__What the task asks__. Gather all lines from the material that contain "التين".

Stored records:
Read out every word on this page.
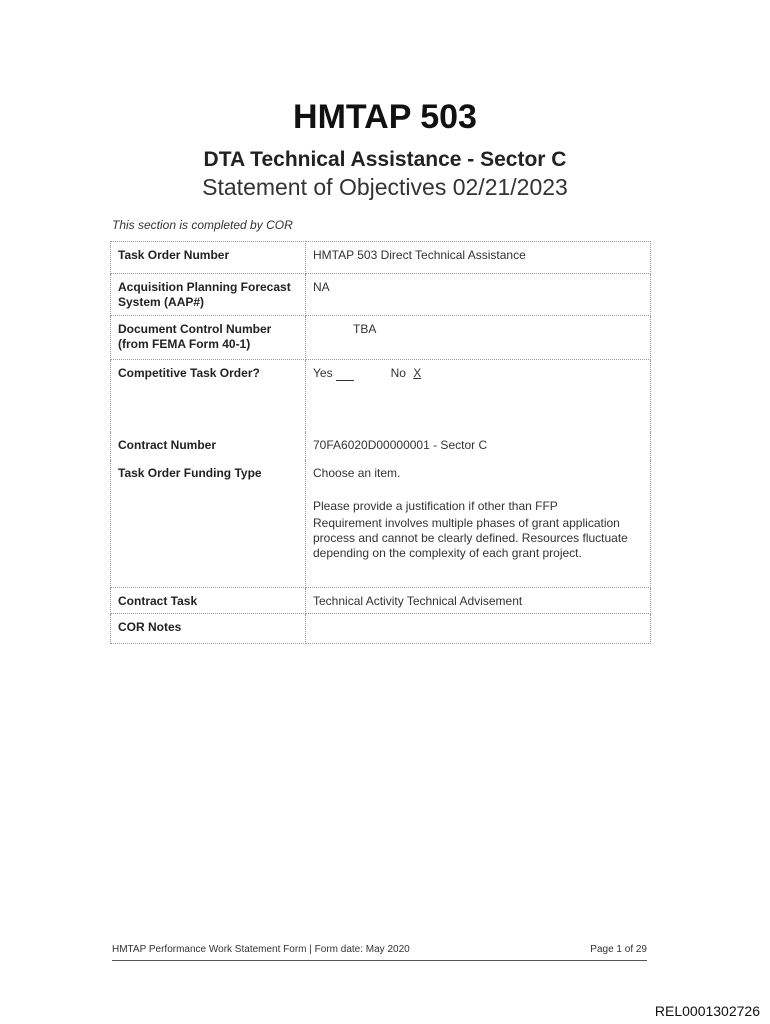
HMTAP 503
DTA Technical Assistance - Sector C
Statement of Objectives 02/21/2023
This section is completed by COR
Task Order Number	HMTAP 503 Direct Technical Assistance
Acquisition Planning Forecast System (AAP#)	NA
Document Control Number (from FEMA Form 40-1)	TBA
Competitive Task Order?	Yes No X
Contract Number	70FA6020D00000001 - Sector C
Task Order Funding Type	Choose an item.
Please provide a justification if other than FFP
Requirement involves multiple phases of grant application process and cannot be clearly defined. Resources fluctuate depending on the complexity of each grant project.

Contract Task	Technical Activity Technical Advisement
COR Notes	
HMTAP Performance Work Statement Form | Form date: May 2020	Page 1 of 29
REL0001302726
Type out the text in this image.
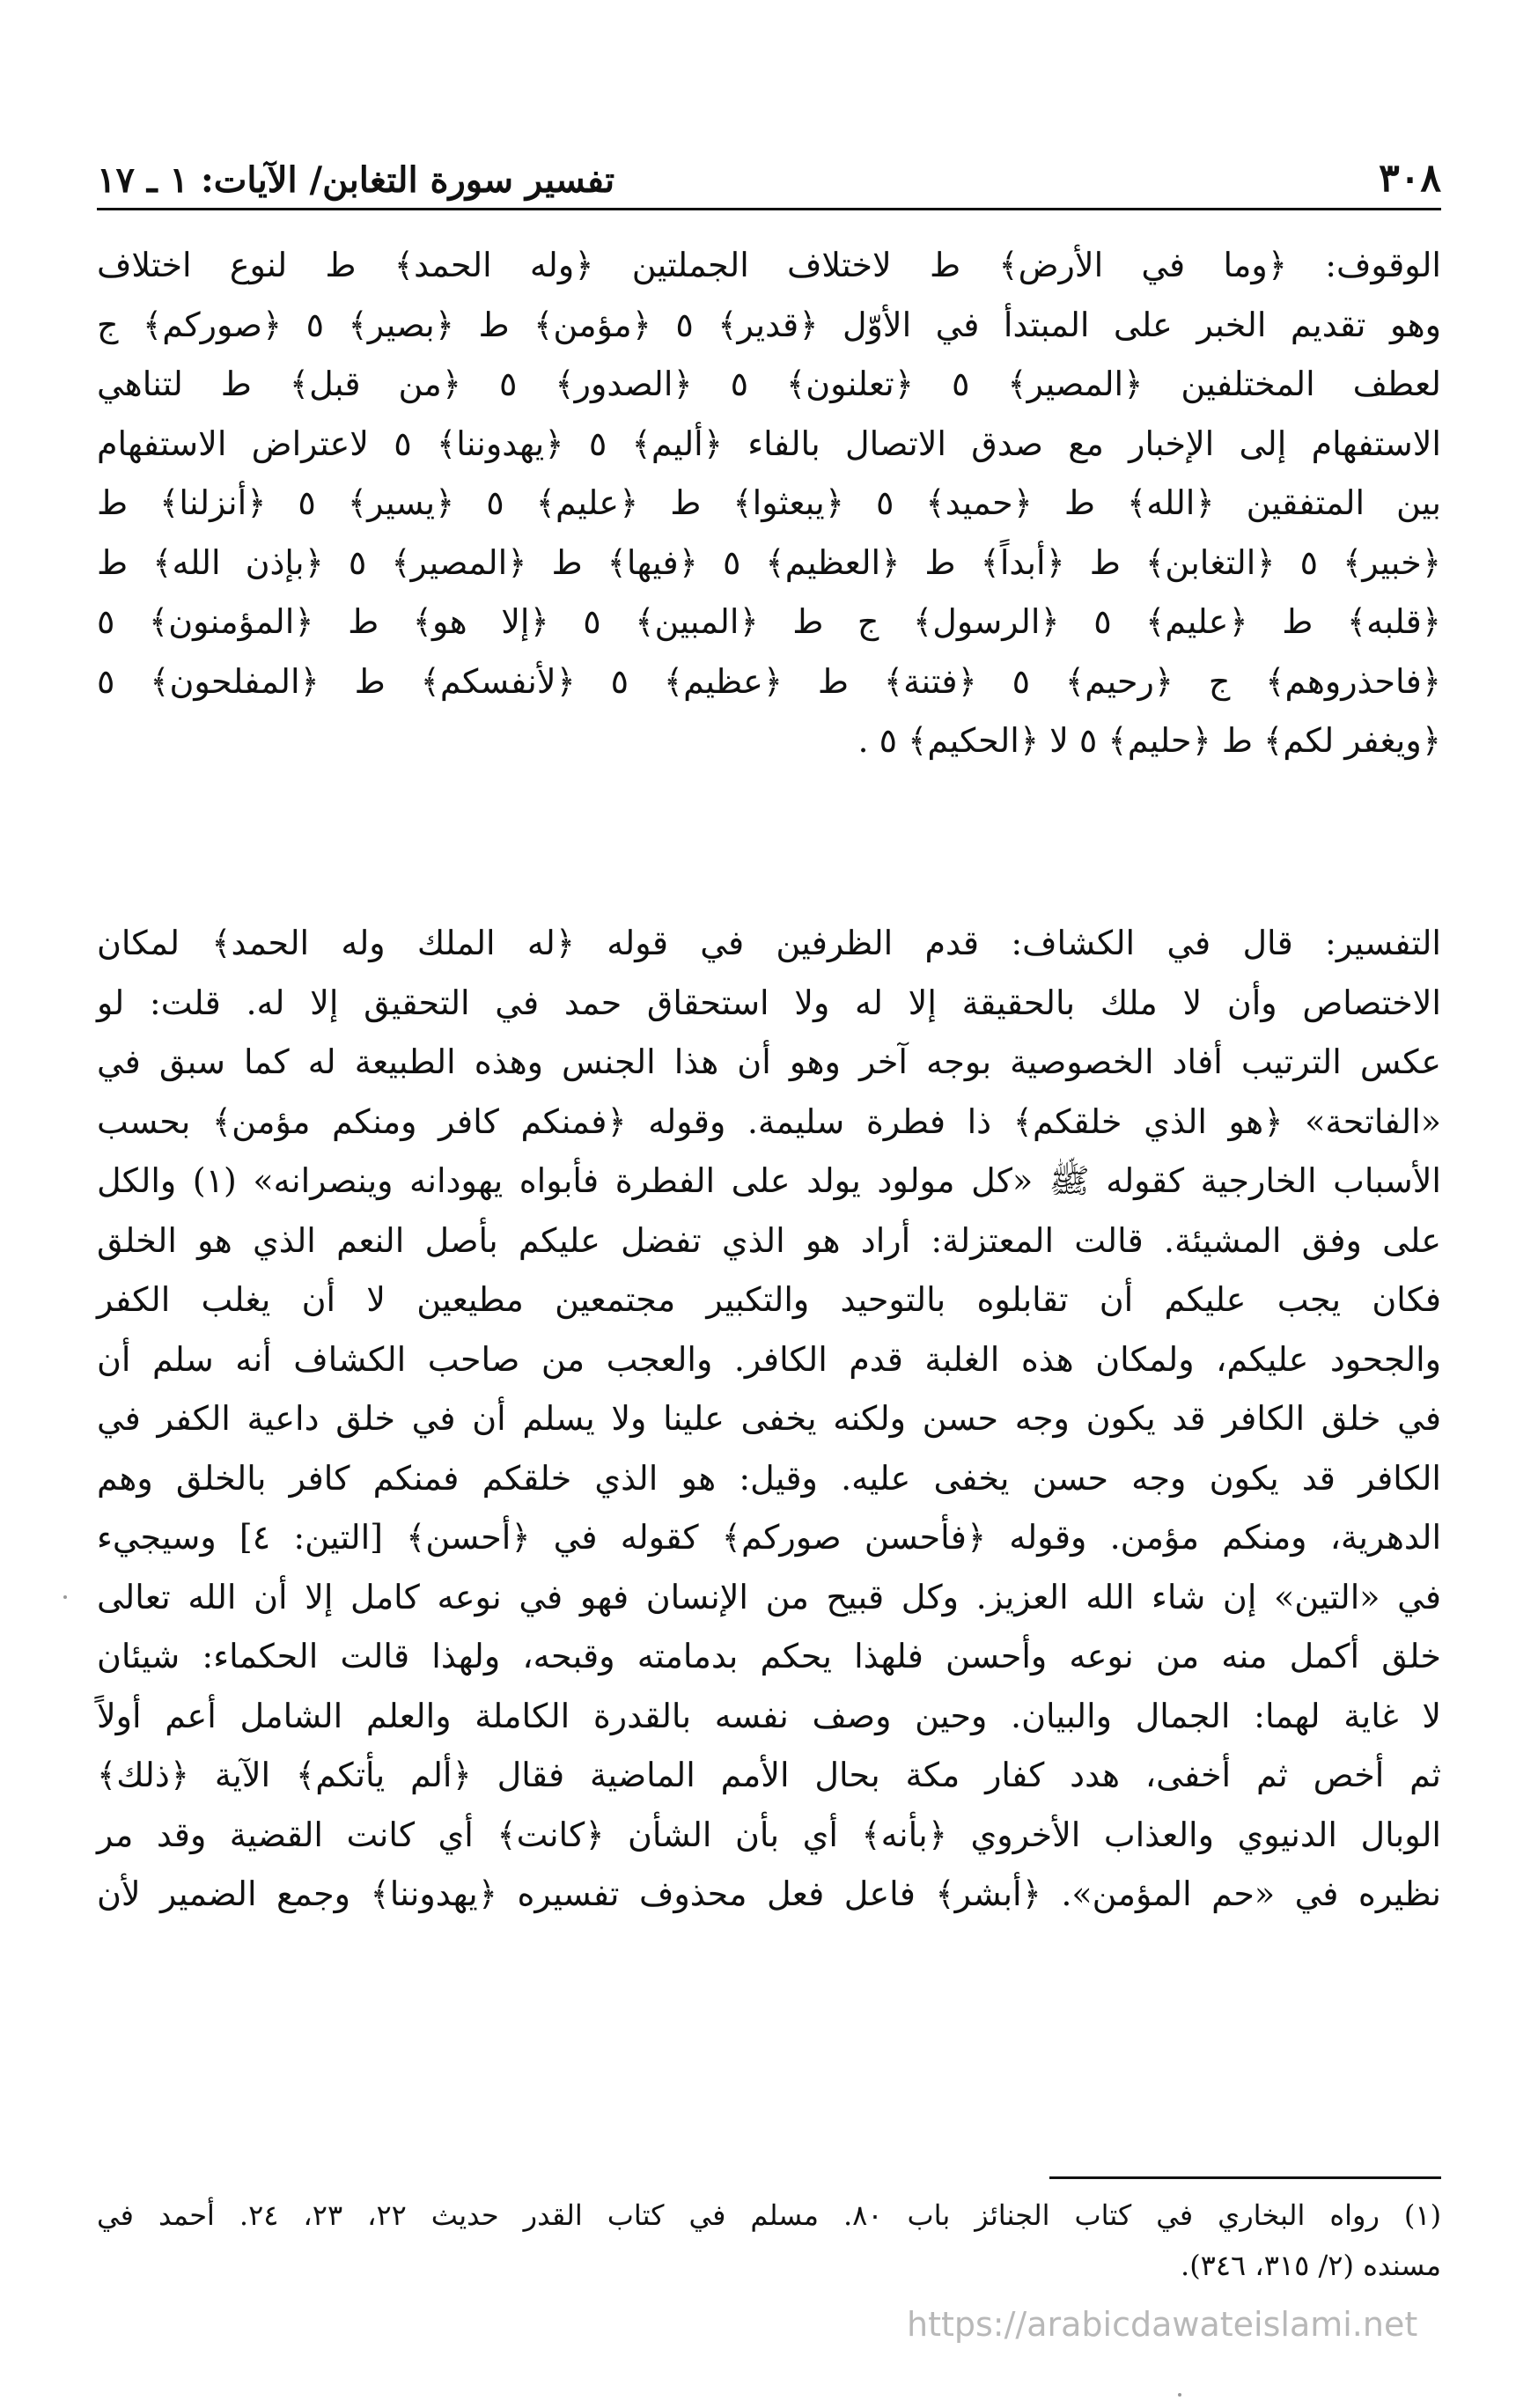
٣٠٨
تفسير سورة التغابن/ الآيات: ١ ـ ١٧
الوقوف: ﴿وما في الأرض﴾ ط لاختلاف الجملتين ﴿وله الحمد﴾ ط لنوع اختلاف
وهو تقديم الخبر على المبتدأ في الأوّل ﴿قدير﴾ ٥ ﴿مؤمن﴾ ط ﴿بصير﴾ ٥ ﴿صوركم﴾ ج
لعطف المختلفين ﴿المصير﴾ ٥ ﴿تعلنون﴾ ٥ ﴿الصدور﴾ ٥ ﴿من قبل﴾ ط لتناهي
الاستفهام إلى الإخبار مع صدق الاتصال بالفاء ﴿أليم﴾ ٥ ﴿يهدوننا﴾ ٥ لاعتراض الاستفهام
بين المتفقين ﴿الله﴾ ط ﴿حميد﴾ ٥ ﴿يبعثوا﴾ ط ﴿عليم﴾ ٥ ﴿يسير﴾ ٥ ﴿أنزلنا﴾ ط
﴿خبير﴾ ٥ ﴿التغابن﴾ ط ﴿أبداً﴾ ط ﴿العظيم﴾ ٥ ﴿فيها﴾ ط ﴿المصير﴾ ٥ ﴿بإذن الله﴾ ط
﴿قلبه﴾ ط ﴿عليم﴾ ٥ ﴿الرسول﴾ ج ط ﴿المبين﴾ ٥ ﴿إلا هو﴾ ط ﴿المؤمنون﴾ ٥
﴿فاحذروهم﴾ ج ﴿رحيم﴾ ٥ ﴿فتنة﴾ ط ﴿عظيم﴾ ٥ ﴿لأنفسكم﴾ ط ﴿المفلحون﴾ ٥
﴿ويغفر لكم﴾ ط ﴿حليم﴾ ٥ لا ﴿الحكيم﴾ ٥ .
التفسير: قال في الكشاف: قدم الظرفين في قوله ﴿له الملك وله الحمد﴾ لمكان
الاختصاص وأن لا ملك بالحقيقة إلا له ولا استحقاق حمد في التحقيق إلا له. قلت: لو
عكس الترتيب أفاد الخصوصية بوجه آخر وهو أن هذا الجنس وهذه الطبيعة له كما سبق في
«الفاتحة» ﴿هو الذي خلقكم﴾ ذا فطرة سليمة. وقوله ﴿فمنكم كافر ومنكم مؤمن﴾ بحسب
الأسباب الخارجية كقوله ﷺ «كل مولود يولد على الفطرة فأبواه يهودانه وينصرانه» (١) والكل
على وفق المشيئة. قالت المعتزلة: أراد هو الذي تفضل عليكم بأصل النعم الذي هو الخلق
فكان يجب عليكم أن تقابلوه بالتوحيد والتكبير مجتمعين مطيعين لا أن يغلب الكفر
والجحود عليكم، ولمكان هذه الغلبة قدم الكافر. والعجب من صاحب الكشاف أنه سلم أن
في خلق الكافر قد يكون وجه حسن ولكنه يخفى علينا ولا يسلم أن في خلق داعية الكفر في
الكافر قد يكون وجه حسن يخفى عليه. وقيل: هو الذي خلقكم فمنكم كافر بالخلق وهم
الدهرية، ومنكم مؤمن. وقوله ﴿فأحسن صوركم﴾ كقوله في ﴿أحسن﴾ [التين: ٤] وسيجيء
في «التين» إن شاء الله العزيز. وكل قبيح من الإنسان فهو في نوعه كامل إلا أن الله تعالى
خلق أكمل منه من نوعه وأحسن فلهذا يحكم بدمامته وقبحه، ولهذا قالت الحكماء: شيئان
لا غاية لهما: الجمال والبيان. وحين وصف نفسه بالقدرة الكاملة والعلم الشامل أعم أولاً
ثم أخص ثم أخفى، هدد كفار مكة بحال الأمم الماضية فقال ﴿ألم يأتكم﴾ الآية ﴿ذلك﴾
الوبال الدنيوي والعذاب الأخروي ﴿بأنه﴾ أي بأن الشأن ﴿كانت﴾ أي كانت القضية وقد مر
نظيره في «حم المؤمن». ﴿أبشر﴾ فاعل فعل محذوف تفسيره ﴿يهدوننا﴾ وجمع الضمير لأن
(١) رواه البخاري في كتاب الجنائز باب ٨٠. مسلم في كتاب القدر حديث ٢٢، ٢٣، ٢٤. أحمد في
مسنده (٢/ ٣١٥، ٣٤٦).
https://arabicdawateislami.net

__Reply__.
الدهرية، ومنكم مؤمن. وقوله ﴿فأحسن صوركم﴾ كقوله في ﴿أحسن﴾ [التين: ٤] وسيجيء
في «التين» إن شاء الله العزيز. وكل قبيح من الإنسان فهو في نوعه كامل إلا أن الله تعالى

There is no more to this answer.